Every line with the word "Convert" in it should be extracted from the data that follows.

• **Material shown**
======

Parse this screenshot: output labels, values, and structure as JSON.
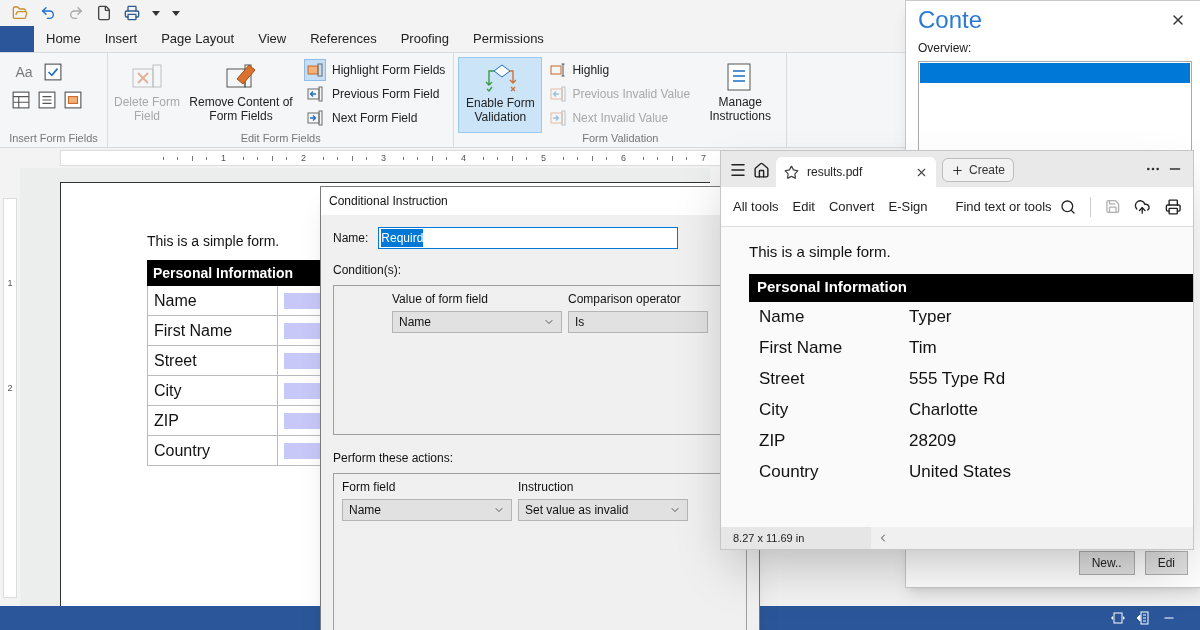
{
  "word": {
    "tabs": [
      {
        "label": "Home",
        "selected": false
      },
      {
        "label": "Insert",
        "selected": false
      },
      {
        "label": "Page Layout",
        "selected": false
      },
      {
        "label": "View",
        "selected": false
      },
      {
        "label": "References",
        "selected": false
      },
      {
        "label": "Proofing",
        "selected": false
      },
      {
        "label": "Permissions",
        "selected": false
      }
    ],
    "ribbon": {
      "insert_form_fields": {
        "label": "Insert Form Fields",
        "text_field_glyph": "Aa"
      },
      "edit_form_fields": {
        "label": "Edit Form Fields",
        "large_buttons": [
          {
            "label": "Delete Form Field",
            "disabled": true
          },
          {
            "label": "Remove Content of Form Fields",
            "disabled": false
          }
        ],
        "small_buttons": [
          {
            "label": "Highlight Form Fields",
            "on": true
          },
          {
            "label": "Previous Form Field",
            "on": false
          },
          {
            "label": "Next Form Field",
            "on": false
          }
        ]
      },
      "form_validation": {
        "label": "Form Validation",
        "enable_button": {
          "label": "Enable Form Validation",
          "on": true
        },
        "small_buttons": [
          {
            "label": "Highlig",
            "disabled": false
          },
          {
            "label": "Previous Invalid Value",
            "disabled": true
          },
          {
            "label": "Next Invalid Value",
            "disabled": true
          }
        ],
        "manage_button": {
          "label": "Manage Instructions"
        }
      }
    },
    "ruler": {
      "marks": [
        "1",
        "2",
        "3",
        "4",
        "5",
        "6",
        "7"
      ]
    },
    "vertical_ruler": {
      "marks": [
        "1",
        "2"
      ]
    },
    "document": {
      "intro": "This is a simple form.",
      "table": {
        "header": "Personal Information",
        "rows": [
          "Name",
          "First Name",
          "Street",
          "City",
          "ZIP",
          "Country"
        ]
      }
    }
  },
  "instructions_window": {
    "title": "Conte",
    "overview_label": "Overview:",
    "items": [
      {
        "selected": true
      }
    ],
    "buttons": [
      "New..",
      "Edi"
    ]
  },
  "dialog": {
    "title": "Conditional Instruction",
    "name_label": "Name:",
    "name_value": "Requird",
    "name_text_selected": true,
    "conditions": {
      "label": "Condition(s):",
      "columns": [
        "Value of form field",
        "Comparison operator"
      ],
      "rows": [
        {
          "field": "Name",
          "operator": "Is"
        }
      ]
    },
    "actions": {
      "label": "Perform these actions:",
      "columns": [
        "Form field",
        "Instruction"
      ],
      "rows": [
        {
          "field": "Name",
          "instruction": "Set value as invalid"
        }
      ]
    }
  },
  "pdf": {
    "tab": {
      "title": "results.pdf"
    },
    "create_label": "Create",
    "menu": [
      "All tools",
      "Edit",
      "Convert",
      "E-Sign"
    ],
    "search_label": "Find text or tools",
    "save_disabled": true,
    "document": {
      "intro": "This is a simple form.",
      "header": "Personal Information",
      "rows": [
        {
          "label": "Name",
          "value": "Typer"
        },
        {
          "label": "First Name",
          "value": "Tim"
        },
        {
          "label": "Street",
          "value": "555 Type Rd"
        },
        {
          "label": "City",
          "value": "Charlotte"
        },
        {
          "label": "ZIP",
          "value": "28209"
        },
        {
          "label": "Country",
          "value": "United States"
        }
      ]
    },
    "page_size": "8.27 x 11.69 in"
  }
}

======

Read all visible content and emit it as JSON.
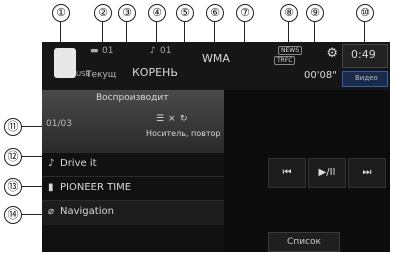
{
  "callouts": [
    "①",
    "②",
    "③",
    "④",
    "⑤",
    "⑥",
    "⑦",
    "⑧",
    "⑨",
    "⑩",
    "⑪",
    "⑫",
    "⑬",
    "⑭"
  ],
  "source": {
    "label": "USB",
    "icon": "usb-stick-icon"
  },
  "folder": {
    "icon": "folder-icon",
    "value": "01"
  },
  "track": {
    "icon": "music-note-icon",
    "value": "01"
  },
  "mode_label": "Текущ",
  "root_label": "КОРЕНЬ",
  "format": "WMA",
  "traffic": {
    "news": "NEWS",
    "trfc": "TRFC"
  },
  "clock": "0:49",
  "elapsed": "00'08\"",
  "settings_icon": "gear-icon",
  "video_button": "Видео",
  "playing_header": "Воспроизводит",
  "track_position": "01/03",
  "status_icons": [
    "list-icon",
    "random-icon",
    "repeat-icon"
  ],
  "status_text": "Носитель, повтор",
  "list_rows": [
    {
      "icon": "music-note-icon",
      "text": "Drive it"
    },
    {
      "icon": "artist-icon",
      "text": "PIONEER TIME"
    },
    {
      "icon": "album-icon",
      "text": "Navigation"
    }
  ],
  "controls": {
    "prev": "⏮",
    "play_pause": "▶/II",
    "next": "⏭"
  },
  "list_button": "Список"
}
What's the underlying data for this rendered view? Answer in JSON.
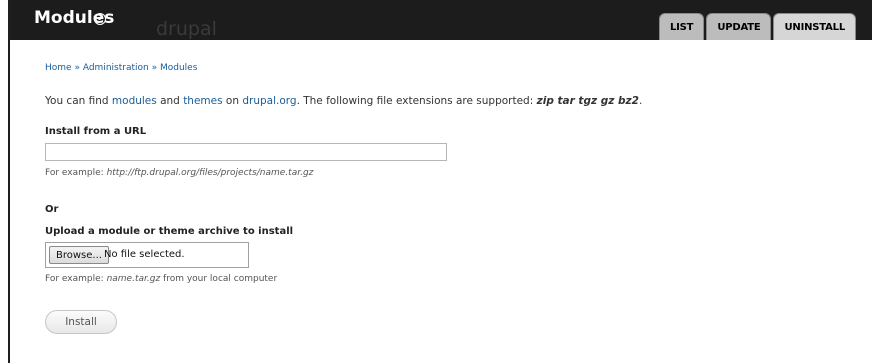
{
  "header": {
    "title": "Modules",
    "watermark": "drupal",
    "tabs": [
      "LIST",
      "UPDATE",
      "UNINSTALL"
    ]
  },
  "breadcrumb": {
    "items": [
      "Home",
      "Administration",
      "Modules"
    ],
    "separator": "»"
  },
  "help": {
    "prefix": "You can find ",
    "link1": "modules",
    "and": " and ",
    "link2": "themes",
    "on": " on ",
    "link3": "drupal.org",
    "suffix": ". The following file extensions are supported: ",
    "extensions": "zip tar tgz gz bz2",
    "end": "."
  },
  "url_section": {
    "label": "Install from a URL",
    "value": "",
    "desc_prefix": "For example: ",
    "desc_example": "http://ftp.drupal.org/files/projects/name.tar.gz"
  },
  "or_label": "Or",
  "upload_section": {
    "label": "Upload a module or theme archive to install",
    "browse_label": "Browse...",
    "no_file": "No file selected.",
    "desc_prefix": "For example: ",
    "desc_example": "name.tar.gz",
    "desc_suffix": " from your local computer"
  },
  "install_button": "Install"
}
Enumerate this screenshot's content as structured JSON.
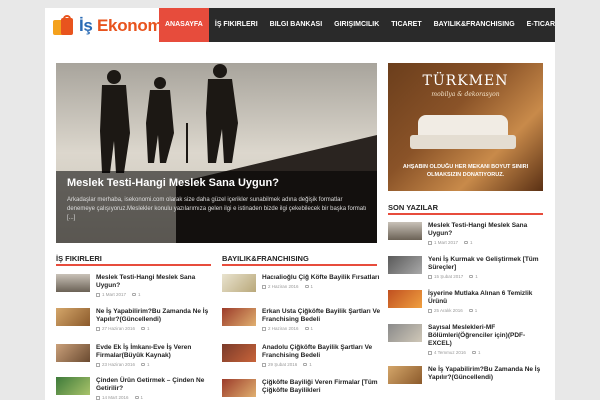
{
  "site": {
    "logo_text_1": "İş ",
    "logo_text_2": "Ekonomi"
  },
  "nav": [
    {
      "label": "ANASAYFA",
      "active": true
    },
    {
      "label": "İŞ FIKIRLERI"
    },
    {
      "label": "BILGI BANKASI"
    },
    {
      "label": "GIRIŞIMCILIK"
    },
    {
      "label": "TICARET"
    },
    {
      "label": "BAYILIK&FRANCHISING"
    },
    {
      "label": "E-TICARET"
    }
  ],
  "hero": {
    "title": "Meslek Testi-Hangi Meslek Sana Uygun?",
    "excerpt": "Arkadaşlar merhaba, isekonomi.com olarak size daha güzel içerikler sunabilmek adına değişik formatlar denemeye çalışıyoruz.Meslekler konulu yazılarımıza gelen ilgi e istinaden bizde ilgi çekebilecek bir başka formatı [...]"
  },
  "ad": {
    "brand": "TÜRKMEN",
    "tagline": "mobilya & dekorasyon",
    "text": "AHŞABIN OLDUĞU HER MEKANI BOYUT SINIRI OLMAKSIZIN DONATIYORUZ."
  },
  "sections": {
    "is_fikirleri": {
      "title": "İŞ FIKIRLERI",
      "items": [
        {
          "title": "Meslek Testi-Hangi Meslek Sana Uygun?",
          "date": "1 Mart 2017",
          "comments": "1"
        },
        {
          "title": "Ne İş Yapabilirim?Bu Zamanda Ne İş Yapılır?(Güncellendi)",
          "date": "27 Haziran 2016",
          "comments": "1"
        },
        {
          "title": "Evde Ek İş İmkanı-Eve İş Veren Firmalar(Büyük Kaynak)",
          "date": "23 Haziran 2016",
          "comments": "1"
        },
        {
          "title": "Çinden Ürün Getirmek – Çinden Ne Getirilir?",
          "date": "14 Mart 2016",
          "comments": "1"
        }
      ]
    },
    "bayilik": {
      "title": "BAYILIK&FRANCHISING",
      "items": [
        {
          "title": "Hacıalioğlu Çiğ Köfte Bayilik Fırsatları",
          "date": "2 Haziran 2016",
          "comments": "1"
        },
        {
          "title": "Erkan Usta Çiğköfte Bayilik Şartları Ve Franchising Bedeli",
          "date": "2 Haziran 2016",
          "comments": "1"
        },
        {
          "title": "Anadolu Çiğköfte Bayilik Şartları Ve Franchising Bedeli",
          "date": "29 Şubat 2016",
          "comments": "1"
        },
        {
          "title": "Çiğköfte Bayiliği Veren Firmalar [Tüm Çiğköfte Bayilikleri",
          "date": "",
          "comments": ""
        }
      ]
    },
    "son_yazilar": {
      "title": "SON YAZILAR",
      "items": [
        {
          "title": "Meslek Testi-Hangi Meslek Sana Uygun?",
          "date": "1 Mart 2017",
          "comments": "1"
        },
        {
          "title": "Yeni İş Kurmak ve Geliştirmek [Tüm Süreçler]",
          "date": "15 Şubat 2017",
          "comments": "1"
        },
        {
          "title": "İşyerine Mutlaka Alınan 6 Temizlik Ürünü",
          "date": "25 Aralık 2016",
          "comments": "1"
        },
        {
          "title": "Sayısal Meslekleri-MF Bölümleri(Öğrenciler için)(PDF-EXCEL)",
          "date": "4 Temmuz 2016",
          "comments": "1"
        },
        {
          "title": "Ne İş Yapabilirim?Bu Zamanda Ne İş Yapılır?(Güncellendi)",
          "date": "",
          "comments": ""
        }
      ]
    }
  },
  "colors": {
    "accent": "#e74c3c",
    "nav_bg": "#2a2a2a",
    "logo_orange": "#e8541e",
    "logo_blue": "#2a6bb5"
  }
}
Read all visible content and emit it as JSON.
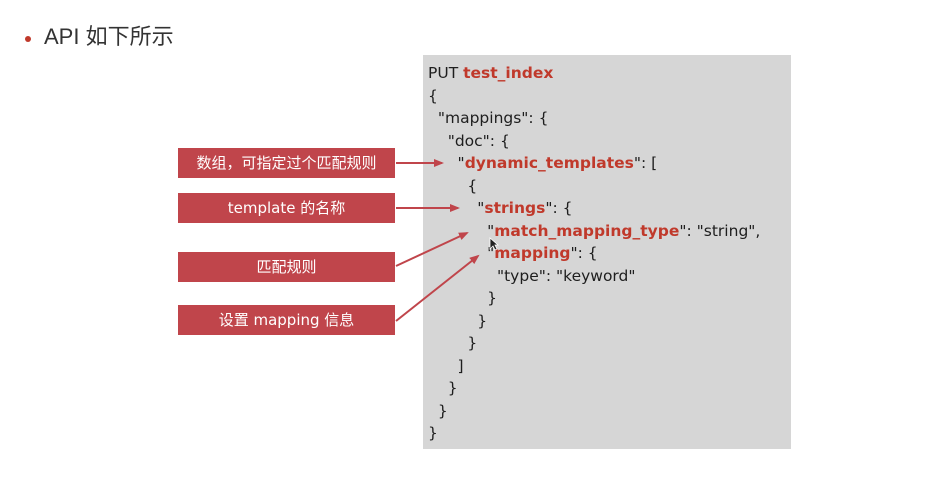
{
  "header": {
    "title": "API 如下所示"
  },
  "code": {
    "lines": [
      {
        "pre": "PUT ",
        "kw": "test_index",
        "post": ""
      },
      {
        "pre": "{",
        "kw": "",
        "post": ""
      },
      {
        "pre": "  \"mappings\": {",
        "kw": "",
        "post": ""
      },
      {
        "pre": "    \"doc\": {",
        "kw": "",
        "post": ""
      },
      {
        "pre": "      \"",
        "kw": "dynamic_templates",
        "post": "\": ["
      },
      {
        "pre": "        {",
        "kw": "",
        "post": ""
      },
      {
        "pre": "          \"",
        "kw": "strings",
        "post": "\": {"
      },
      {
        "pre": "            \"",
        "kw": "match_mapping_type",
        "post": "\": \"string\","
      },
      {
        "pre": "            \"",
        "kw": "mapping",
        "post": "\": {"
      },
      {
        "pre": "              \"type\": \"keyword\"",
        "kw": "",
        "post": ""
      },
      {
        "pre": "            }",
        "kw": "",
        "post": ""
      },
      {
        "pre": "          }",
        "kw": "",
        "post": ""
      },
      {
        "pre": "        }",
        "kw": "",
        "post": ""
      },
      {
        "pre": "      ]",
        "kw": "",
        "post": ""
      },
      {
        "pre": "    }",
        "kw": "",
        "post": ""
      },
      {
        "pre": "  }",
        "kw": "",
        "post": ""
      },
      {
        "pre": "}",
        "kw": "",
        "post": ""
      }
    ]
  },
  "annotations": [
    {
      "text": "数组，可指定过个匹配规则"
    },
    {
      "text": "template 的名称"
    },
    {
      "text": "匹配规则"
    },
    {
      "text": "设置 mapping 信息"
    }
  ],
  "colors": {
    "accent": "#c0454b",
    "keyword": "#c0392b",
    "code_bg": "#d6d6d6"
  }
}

======

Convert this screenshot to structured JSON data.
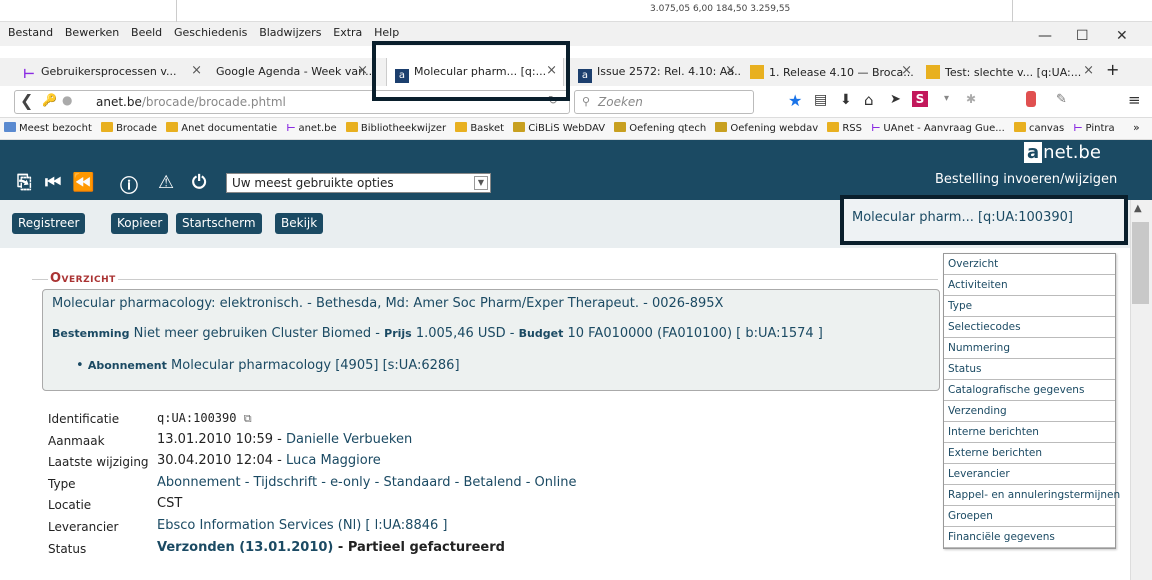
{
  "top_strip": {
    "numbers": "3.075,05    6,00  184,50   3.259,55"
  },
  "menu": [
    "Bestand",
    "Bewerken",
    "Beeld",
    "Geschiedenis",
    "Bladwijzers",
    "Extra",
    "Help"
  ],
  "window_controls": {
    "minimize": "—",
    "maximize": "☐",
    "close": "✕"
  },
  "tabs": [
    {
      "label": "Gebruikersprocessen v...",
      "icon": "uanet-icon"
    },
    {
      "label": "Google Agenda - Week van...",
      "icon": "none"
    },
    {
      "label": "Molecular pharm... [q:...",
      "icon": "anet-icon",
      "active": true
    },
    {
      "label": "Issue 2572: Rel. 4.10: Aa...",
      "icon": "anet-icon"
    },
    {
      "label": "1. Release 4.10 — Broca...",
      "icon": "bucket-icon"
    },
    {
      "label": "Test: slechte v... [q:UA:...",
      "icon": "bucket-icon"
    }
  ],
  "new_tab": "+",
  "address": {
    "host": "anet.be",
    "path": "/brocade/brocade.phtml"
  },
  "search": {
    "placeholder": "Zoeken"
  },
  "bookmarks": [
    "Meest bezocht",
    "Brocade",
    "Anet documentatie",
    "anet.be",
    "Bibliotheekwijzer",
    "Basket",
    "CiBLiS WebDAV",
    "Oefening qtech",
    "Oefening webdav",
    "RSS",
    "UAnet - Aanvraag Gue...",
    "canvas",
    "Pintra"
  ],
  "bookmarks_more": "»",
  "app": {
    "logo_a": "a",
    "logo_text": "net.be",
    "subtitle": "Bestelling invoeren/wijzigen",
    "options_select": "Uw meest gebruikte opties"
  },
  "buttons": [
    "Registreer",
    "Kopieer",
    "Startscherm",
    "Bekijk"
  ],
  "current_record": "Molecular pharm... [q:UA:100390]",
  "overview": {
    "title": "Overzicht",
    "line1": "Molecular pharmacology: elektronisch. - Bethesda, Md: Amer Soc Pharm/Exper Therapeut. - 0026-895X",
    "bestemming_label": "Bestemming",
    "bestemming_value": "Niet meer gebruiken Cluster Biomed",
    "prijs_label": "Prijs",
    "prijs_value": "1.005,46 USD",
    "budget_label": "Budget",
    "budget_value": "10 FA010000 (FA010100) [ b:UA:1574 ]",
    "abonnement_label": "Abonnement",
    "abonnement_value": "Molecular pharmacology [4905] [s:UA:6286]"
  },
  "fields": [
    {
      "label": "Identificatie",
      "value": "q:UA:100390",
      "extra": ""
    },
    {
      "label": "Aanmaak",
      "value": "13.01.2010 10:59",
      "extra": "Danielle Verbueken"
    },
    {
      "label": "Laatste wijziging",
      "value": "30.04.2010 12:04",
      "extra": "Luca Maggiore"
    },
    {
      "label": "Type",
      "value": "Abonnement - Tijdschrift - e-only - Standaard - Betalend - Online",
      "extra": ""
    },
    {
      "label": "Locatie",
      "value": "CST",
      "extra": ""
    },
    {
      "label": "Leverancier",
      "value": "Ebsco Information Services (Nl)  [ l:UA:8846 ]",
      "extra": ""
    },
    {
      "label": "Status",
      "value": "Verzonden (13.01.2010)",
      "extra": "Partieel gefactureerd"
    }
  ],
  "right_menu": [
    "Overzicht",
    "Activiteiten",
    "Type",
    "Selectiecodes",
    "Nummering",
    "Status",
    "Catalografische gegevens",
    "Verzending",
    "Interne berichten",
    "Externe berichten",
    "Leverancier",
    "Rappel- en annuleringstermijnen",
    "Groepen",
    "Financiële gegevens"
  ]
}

======

• **Output**
      "Convert",
Convert this screenshot to structured JSON data.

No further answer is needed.